Once the pictures are set aside, transcribe the remaining data exactly.

[start]

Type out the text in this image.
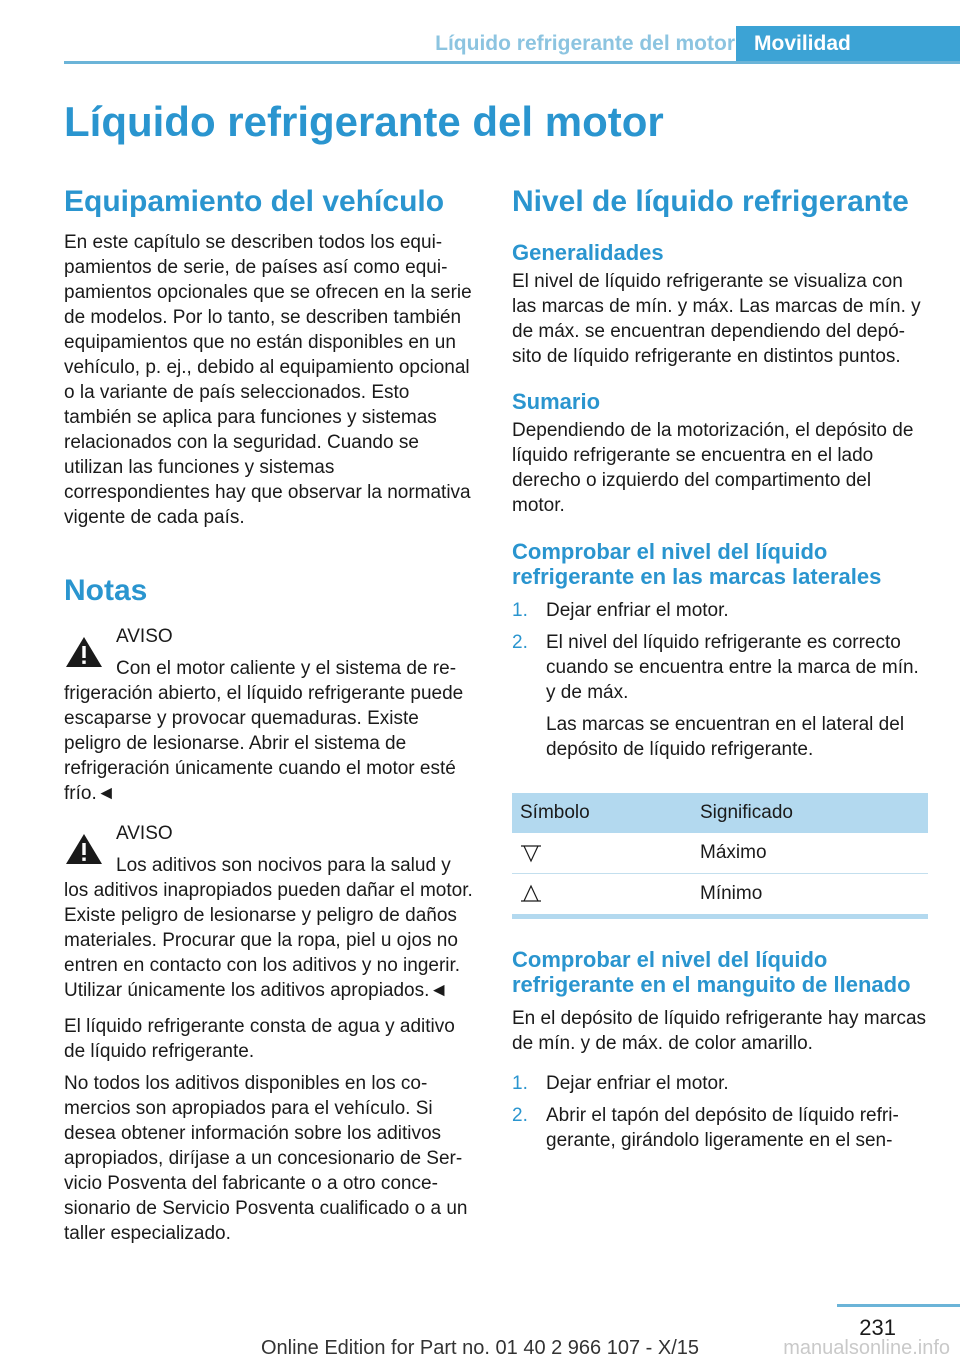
Líquido refrigerante del motor Movilidad
Líquido refrigerante del motor
Equipamiento del vehículo

En este capítulo se describen todos los equipamientos de serie, de países así como equipamientos opcionales que se ofrecen en la serie de modelos. Por lo tanto, se describen también equipamientos que no están disponibles en un vehículo, p. ej., debido al equipamiento opcional o la variante de país seleccionados. Esto también se aplica para funciones y sistemas relacionados con la seguridad. Cuando se utilizan las funciones y sistemas correspondientes hay que observar la normativa vigente de cada país.

Notas

AVISO

Con el motor caliente y el sistema de refrigeración abierto, el líquido refrigerante puede escaparse y provocar quemaduras. Existe peligro de lesionarse. Abrir el sistema de refrigeración únicamente cuando el motor esté frío.◄

AVISO

Los aditivos son nocivos para la salud y los aditivos inapropiados pueden dañar el motor. Existe peligro de lesionarse y peligro de daños materiales. Procurar que la ropa, piel u ojos no entren en contacto con los aditivos y no ingerir. Utilizar únicamente los aditivos apropiados.◄

El líquido refrigerante consta de agua y aditivo de líquido refrigerante.

No todos los aditivos disponibles en los comercios son apropiados para el vehículo. Si desea obtener información sobre los aditivos apropiados, diríjase a un concesionario de Servicio Posventa del fabricante o a otro concesionario de Servicio Posventa cualificado o a un taller especializado.

Nivel de líquido refrigerante
Generalidades

El nivel de líquido refrigerante se visualiza con las marcas de mín. y máx. Las marcas de mín. y de máx. se encuentran dependiendo del depósito de líquido refrigerante en distintos puntos.

Sumario

Dependiendo de la motorización, el depósito de líquido refrigerante se encuentra en el lado derecho o izquierdo del compartimento del motor.

Comprobar el nivel del líquido refrigerante en las marcas laterales
1. Dejar enfriar el motor.
2. El nivel del líquido refrigerante es correcto cuando se encuentra entre la marca de mín. y de máx.

Las marcas se encuentran en el lateral del depósito de líquido refrigerante.

Símbolo	Significado
	Máximo
	Mínimo
Comprobar el nivel del líquido refrigerante en el manguito de llenado

En el depósito de líquido refrigerante hay marcas de mín. y de máx. de color amarillo.

1. Dejar enfriar el motor.
2. Abrir el tapón del depósito de líquido refrigerante, girándolo ligeramente en el sen-
231
Online Edition for Part no. 01 40 2 966 107 - X/15	manualsonline.info
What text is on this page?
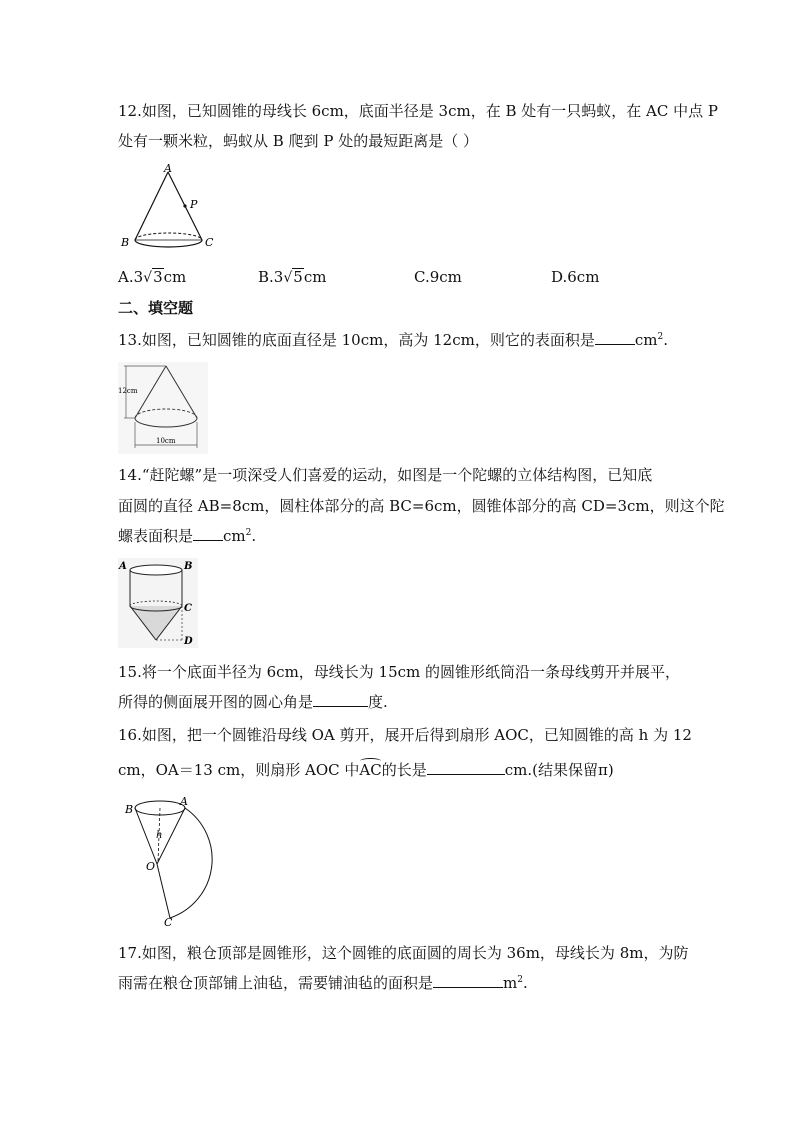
12.如图，已知圆锥的母线长 6cm，底面半径是 3cm，在 B 处有一只蚂蚁，在 AC 中点 P
处有一颗米粒，蚂蚁从 B 爬到 P 处的最短距离是（ ）
A
P
B	C
A.3√3cm	B.3√5cm	C.9cm	D.6cm
二、填空题
13.如图，已知圆锥的底面直径是 10cm，高为 12cm，则它的表面积是	$cm^2$.
12cm
10cm
14.“赶陀螺”是一项深受人们喜爱的运动，如图是一个陀螺的立体结构图，已知底
面圆的直径 AB=8cm，圆柱体部分的高 BC=6cm，圆锥体部分的高 CD=3cm，则这个陀
螺表面积是 $cm^2$.
A	B
C
D
15.将一个底面半径为 6cm，母线长为 15cm 的圆锥形纸筒沿一条母线剪开并展平，
所得的侧面展开图的圆心角是	度.
16.如图，把一个圆锥沿母线 OA 剪开，展开后得到扇形 AOC，已知圆锥的高 h 为 12
cm，OA＝13 cm，则扇形 AOC 中AC的长是	cm.(结果保留π)
B
A
h
O
C
17.如图，粮仓顶部是圆锥形，这个圆锥的底面圆的周长为 36m，母线长为 8m，为防
雨需在粮仓顶部铺上油毡，需要铺油毡的面积是	$m^2$.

[end]

▶ _Written solution_
Type out the text in this image.
Líquido refrigerante del motor Movilidad
Líquido refrigerante del motor
Equipamiento del vehículo

En este capítulo se describen todos los equipamientos de serie, de países así como equipamientos opcionales que se ofrecen en la serie de modelos. Por lo tanto, se describen también equipamientos que no están disponibles en un vehículo, p. ej., debido al equipamiento opcional o la variante de país seleccionados. Esto también se aplica para funciones y sistemas relacionados con la seguridad. Cuando se utilizan las funciones y sistemas correspondientes hay que observar la normativa vigente de cada país.

Notas

AVISO

Con el motor caliente y el sistema de refrigeración abierto, el líquido refrigerante puede escaparse y provocar quemaduras. Existe peligro de lesionarse. Abrir el sistema de refrigeración únicamente cuando el motor esté frío.◄

AVISO

Los aditivos son nocivos para la salud y los aditivos inapropiados pueden dañar el motor. Existe peligro de lesionarse y peligro de daños materiales. Procurar que la ropa, piel u ojos no entren en contacto con los aditivos y no ingerir. Utilizar únicamente los aditivos apropiados.◄

El líquido refrigerante consta de agua y aditivo de líquido refrigerante.

No todos los aditivos disponibles en los comercios son apropiados para el vehículo. Si desea obtener información sobre los aditivos apropiados, diríjase a un concesionario de Servicio Posventa del fabricante o a otro concesionario de Servicio Posventa cualificado o a un taller especializado.

Nivel de líquido refrigerante
Generalidades

El nivel de líquido refrigerante se visualiza con las marcas de mín. y máx. Las marcas de mín. y de máx. se encuentran dependiendo del depósito de líquido refrigerante en distintos puntos.

Sumario

Dependiendo de la motorización, el depósito de líquido refrigerante se encuentra en el lado derecho o izquierdo del compartimento del motor.

Comprobar el nivel del líquido refrigerante en las marcas laterales
1. Dejar enfriar el motor.
2. El nivel del líquido refrigerante es correcto cuando se encuentra entre la marca de mín. y de máx.

Las marcas se encuentran en el lateral del depósito de líquido refrigerante.

Símbolo	Significado
	Máximo
	Mínimo
Comprobar el nivel del líquido refrigerante en el manguito de llenado

En el depósito de líquido refrigerante hay marcas de mín. y de máx. de color amarillo.

1. Dejar enfriar el motor.
2. Abrir el tapón del depósito de líquido refrigerante, girándolo ligeramente en el sen-
231
Online Edition for Part no. 01 40 2 966 107 - X/15	manualsonline.info
What text is on this page?
12.如图，已知圆锥的母线长 6cm，底面半径是 3cm，在 B 处有一只蚂蚁，在 AC 中点 P
处有一颗米粒，蚂蚁从 B 爬到 P 处的最短距离是（ ）
A
P
B	C
A.3√3cm	B.3√5cm	C.9cm	D.6cm
二、填空题
13.如图，已知圆锥的底面直径是 10cm，高为 12cm，则它的表面积是	$cm^2$.
12cm
10cm
14.“赶陀螺”是一项深受人们喜爱的运动，如图是一个陀螺的立体结构图，已知底
面圆的直径 AB=8cm，圆柱体部分的高 BC=6cm，圆锥体部分的高 CD=3cm，则这个陀
螺表面积是 $cm^2$.
A	B
C
D
15.将一个底面半径为 6cm，母线长为 15cm 的圆锥形纸筒沿一条母线剪开并展平，
所得的侧面展开图的圆心角是	度.
16.如图，把一个圆锥沿母线 OA 剪开，展开后得到扇形 AOC，已知圆锥的高 h 为 12
cm，OA＝13 cm，则扇形 AOC 中AC的长是	cm.(结果保留π)
B
A
h
O
C
17.如图，粮仓顶部是圆锥形，这个圆锥的底面圆的周长为 36m，母线长为 8m，为防
雨需在粮仓顶部铺上油毡，需要铺油毡的面积是	$m^2$.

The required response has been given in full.